Extracted records
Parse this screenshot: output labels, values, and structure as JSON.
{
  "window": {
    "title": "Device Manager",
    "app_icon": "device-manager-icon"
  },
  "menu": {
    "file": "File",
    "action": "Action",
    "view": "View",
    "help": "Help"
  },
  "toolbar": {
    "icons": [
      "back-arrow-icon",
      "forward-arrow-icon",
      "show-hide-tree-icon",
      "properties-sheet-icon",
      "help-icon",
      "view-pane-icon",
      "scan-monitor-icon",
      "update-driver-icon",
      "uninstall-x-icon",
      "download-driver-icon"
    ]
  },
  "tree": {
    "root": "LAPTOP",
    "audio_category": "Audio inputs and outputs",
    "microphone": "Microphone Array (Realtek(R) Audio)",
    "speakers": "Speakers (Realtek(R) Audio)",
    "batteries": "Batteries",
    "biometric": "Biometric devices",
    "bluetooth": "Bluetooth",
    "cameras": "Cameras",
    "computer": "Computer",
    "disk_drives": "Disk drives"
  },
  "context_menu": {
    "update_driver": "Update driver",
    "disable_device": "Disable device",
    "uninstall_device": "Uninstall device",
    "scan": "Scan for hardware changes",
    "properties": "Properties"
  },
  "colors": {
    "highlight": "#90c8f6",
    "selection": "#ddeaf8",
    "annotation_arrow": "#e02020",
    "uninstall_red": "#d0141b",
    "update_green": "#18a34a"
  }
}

### Short task
Quote every entry exactly.

### Result
Parse this screenshot: output labels, values, and structure as JSON.
{
  "window": {
    "title": "Device Manager",
    "app_icon": "device-manager-icon"
  },
  "menu": {
    "file": "File",
    "action": "Action",
    "view": "View",
    "help": "Help"
  },
  "toolbar": {
    "icons": [
      "back-arrow-icon",
      "forward-arrow-icon",
      "show-hide-tree-icon",
      "properties-sheet-icon",
      "help-icon",
      "view-pane-icon",
      "scan-monitor-icon",
      "update-driver-icon",
      "uninstall-x-icon",
      "download-driver-icon"
    ]
  },
  "tree": {
    "root": "LAPTOP",
    "audio_category": "Audio inputs and outputs",
    "microphone": "Microphone Array (Realtek(R) Audio)",
    "speakers": "Speakers (Realtek(R) Audio)",
    "batteries": "Batteries",
    "biometric": "Biometric devices",
    "bluetooth": "Bluetooth",
    "cameras": "Cameras",
    "computer": "Computer",
    "disk_drives": "Disk drives"
  },
  "context_menu": {
    "update_driver": "Update driver",
    "disable_device": "Disable device",
    "uninstall_device": "Uninstall device",
    "scan": "Scan for hardware changes",
    "properties": "Properties"
  },
  "colors": {
    "highlight": "#90c8f6",
    "selection": "#ddeaf8",
    "annotation_arrow": "#e02020",
    "uninstall_red": "#d0141b",
    "update_green": "#18a34a"
  }
}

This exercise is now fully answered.